- [EXERCISE TASK]:
Look through the data below. Pick out the lines holding the string "JSON".

Items from a figure collection
──────────

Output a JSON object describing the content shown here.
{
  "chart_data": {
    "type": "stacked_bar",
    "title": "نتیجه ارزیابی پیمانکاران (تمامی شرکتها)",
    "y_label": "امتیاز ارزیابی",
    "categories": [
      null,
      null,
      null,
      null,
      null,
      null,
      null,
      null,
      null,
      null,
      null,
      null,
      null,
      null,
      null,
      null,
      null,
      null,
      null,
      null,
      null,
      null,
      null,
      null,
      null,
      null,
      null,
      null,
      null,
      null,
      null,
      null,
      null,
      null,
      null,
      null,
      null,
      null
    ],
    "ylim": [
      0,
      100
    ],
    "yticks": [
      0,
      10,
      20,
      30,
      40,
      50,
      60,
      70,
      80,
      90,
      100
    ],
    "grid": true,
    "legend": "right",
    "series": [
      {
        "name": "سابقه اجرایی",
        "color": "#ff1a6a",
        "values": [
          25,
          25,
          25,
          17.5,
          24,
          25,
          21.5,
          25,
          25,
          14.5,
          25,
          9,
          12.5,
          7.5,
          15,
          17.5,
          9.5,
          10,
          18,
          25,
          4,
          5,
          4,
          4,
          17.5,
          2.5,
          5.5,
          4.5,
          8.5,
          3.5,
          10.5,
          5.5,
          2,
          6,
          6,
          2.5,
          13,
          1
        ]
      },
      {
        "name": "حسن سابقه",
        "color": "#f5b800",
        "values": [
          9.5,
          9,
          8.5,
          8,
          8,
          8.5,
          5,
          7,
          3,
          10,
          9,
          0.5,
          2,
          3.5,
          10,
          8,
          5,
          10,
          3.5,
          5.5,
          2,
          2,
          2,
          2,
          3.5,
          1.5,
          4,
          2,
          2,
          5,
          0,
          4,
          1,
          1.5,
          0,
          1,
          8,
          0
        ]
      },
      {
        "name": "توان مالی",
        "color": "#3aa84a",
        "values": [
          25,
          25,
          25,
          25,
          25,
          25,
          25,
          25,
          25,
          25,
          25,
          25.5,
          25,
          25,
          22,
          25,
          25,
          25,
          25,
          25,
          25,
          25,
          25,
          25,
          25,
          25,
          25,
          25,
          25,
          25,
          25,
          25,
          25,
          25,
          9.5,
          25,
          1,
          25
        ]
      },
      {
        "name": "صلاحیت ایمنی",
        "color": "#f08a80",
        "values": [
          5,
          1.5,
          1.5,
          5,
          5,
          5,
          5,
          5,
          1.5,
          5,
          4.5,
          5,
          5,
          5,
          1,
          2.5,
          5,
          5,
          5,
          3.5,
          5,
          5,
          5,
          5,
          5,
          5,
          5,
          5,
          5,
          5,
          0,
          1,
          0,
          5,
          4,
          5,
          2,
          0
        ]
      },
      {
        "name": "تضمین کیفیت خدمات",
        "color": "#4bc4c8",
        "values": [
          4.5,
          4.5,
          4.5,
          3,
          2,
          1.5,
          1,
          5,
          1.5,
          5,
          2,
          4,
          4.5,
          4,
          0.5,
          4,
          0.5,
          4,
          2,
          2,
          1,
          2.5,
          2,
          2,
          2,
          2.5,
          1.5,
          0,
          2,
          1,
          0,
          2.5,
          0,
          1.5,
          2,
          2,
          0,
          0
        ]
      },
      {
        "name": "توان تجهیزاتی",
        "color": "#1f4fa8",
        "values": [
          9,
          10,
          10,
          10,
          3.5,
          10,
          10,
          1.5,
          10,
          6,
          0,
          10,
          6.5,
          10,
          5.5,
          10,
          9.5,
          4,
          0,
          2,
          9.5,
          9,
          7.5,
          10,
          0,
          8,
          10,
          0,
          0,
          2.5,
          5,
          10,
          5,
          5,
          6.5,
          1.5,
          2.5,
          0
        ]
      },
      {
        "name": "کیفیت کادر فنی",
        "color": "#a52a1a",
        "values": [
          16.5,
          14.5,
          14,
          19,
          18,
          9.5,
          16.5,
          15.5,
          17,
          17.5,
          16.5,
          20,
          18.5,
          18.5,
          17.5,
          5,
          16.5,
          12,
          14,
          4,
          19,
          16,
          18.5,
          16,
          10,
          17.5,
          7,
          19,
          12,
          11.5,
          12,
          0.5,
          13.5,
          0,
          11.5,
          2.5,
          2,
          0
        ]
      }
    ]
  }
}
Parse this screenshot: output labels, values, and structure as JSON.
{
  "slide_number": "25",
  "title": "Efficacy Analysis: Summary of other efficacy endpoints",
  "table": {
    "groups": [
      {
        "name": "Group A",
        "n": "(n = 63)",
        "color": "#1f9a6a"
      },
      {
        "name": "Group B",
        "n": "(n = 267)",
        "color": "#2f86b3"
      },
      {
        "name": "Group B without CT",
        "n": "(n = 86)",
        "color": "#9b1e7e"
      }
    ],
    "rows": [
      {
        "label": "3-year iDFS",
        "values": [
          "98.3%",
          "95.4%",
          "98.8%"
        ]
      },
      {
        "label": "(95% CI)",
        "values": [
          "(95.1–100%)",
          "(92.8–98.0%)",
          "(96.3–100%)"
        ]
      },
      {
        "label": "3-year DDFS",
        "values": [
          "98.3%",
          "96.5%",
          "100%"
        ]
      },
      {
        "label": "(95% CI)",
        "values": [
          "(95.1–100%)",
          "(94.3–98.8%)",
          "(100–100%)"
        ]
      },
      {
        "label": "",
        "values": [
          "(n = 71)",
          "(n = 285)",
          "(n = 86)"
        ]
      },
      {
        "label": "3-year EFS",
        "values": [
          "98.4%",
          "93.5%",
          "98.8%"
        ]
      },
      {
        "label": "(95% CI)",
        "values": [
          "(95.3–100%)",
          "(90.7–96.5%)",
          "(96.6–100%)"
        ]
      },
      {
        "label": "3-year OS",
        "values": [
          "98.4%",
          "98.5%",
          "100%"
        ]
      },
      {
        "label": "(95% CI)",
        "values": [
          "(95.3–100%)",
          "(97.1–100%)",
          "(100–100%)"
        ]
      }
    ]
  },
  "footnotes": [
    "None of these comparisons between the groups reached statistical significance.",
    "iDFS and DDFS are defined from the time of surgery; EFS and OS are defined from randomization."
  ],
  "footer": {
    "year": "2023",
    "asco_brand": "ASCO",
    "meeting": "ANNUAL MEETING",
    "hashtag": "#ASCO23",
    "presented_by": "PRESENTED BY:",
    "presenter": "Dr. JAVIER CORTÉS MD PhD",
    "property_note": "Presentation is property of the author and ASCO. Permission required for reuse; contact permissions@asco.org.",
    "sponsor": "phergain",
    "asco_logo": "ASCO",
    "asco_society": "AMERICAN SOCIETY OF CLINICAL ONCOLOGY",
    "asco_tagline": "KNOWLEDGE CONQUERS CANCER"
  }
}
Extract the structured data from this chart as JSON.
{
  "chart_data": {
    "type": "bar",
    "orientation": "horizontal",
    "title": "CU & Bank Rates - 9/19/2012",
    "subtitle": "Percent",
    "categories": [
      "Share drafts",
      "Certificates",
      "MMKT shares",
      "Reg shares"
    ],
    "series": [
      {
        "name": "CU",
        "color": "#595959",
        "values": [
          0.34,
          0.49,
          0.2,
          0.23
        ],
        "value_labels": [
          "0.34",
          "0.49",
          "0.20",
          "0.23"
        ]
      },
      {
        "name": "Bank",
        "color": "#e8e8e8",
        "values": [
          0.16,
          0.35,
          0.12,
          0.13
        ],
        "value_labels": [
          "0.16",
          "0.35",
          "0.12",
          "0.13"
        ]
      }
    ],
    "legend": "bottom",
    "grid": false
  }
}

──────────

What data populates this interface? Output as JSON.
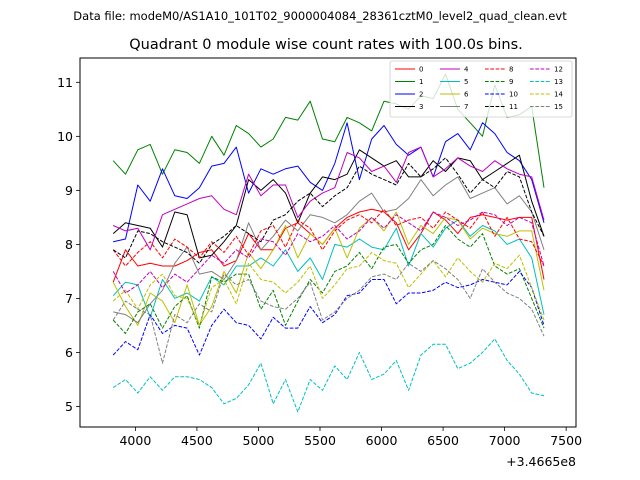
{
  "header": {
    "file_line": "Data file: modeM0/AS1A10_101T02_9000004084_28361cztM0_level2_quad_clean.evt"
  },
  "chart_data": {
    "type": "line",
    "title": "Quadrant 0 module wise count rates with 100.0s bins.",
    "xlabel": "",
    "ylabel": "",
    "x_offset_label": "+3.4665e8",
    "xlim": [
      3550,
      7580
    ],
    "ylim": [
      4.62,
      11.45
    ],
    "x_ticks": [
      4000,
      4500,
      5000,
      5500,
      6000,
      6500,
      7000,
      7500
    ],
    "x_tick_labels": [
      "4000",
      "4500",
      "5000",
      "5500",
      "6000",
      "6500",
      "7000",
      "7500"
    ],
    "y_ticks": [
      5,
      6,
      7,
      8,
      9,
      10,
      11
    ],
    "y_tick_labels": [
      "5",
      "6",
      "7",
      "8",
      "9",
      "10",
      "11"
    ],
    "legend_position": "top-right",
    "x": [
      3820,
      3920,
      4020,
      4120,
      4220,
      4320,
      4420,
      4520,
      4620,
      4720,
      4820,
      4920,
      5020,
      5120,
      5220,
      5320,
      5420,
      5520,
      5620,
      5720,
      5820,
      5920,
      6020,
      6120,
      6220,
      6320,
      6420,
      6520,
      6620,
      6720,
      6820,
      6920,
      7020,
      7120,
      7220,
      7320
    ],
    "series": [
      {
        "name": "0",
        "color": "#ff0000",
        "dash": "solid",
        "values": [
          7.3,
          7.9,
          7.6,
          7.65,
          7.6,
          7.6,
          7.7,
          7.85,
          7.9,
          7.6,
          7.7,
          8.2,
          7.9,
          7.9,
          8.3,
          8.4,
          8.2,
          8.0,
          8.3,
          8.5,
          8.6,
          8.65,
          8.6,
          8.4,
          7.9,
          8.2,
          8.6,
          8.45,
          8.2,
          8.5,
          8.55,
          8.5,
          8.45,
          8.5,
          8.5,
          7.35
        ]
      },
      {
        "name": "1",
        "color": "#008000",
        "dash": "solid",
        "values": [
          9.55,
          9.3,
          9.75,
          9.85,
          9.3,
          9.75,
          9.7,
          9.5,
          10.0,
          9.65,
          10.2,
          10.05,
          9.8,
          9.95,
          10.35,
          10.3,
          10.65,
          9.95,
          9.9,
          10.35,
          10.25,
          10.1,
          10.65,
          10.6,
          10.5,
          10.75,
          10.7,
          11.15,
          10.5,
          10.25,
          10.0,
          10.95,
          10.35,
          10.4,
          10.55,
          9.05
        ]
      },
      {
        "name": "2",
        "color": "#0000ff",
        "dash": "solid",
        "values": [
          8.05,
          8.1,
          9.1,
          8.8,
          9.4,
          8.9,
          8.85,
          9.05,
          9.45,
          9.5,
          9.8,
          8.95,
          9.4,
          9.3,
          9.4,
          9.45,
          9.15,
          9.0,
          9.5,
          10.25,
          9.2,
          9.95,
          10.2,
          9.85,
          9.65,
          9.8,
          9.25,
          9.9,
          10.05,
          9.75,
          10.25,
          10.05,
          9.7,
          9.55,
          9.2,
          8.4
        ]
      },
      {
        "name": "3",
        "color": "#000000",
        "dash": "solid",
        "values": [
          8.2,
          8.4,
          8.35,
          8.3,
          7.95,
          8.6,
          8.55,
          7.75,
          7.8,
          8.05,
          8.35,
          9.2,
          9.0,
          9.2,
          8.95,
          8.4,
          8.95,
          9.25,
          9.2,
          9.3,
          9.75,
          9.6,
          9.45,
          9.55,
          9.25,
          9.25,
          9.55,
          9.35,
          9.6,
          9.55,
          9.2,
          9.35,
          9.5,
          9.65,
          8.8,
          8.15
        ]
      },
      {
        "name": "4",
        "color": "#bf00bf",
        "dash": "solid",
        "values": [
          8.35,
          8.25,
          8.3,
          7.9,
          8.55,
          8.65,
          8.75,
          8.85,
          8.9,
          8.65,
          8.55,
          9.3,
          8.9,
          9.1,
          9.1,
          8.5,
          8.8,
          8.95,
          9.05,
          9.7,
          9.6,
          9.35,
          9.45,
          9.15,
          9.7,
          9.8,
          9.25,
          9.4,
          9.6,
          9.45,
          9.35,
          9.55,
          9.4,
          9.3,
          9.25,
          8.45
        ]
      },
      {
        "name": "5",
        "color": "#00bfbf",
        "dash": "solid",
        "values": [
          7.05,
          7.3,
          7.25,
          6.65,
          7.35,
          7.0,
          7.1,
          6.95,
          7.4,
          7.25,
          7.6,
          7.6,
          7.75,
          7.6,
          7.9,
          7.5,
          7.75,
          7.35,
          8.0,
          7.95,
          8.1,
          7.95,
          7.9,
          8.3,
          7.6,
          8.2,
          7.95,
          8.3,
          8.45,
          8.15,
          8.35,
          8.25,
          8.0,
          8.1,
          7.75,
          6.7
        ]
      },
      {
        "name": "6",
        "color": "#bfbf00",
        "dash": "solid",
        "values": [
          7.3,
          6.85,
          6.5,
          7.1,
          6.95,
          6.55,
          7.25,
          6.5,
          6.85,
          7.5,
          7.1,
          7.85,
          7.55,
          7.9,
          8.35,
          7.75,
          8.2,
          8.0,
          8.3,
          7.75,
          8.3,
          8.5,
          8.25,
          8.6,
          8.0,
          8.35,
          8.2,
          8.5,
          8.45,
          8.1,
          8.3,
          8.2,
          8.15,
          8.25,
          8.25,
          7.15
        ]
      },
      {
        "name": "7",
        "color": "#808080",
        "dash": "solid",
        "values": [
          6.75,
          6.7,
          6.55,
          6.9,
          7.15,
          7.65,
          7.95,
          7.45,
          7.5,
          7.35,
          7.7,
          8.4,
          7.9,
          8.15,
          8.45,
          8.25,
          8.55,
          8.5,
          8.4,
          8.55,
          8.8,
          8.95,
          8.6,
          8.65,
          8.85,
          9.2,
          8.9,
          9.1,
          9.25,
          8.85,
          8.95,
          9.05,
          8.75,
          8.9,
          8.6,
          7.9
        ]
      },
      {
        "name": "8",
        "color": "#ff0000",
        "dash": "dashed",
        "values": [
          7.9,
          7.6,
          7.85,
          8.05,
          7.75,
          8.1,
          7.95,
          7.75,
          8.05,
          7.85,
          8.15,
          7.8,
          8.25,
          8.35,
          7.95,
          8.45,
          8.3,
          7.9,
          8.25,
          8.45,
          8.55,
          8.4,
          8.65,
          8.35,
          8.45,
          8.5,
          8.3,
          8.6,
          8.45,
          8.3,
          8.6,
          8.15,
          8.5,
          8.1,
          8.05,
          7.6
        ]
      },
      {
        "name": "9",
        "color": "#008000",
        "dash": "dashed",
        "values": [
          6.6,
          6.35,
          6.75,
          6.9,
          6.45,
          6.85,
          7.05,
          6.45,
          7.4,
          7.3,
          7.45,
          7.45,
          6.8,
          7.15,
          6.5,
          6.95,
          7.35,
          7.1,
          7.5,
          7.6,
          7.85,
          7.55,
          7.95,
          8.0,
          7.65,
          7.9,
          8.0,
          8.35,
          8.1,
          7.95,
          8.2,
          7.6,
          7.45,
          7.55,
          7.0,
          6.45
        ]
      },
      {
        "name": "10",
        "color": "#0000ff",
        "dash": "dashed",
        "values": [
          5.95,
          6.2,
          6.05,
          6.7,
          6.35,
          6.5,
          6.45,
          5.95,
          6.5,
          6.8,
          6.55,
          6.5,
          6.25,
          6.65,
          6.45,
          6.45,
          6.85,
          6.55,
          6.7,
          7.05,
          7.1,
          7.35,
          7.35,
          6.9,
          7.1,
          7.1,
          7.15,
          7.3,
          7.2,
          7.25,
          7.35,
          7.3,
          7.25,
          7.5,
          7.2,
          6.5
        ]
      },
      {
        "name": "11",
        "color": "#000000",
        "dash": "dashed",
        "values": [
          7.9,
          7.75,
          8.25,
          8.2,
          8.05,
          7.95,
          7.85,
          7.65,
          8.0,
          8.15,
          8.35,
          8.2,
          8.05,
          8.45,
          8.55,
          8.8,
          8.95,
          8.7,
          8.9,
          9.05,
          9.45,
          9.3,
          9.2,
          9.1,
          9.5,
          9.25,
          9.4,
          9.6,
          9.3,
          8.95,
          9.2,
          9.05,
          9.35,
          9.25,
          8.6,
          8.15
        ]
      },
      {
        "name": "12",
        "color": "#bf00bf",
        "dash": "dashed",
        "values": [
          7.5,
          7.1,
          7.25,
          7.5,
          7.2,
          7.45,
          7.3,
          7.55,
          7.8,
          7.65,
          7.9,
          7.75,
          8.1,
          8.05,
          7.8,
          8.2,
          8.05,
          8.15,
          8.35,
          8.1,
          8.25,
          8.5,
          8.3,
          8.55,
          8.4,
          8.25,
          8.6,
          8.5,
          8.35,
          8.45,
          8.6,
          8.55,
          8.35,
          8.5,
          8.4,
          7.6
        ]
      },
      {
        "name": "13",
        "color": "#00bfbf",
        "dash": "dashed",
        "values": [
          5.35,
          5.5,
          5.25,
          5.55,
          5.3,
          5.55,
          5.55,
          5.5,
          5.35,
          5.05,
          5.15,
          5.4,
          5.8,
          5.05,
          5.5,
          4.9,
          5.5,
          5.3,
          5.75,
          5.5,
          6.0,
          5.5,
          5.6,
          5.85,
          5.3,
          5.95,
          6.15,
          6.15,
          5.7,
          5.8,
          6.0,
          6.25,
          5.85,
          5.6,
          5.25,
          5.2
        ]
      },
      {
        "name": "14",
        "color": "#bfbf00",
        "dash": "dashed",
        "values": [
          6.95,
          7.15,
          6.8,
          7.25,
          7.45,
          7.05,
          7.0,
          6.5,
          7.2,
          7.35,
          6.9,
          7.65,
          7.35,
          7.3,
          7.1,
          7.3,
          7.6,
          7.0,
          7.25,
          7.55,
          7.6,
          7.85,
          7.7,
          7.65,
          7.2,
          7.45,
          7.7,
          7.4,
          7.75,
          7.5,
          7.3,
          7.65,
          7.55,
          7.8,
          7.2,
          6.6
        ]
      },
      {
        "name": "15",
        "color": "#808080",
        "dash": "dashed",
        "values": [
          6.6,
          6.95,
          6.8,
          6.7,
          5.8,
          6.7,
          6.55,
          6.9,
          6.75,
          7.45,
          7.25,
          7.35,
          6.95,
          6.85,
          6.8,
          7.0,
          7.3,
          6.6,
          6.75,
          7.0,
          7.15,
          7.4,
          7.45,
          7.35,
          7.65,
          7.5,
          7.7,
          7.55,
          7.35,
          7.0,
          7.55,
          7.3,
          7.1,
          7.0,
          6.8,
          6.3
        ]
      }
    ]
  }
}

──────────

- [FINAL RESULT]:
Output a JSON object describing the content shown here.
Parse this screenshot: output labels, values, and structure as JSON.
Extract the structured data from this chart as JSON.
What data populates this interface? Output as JSON.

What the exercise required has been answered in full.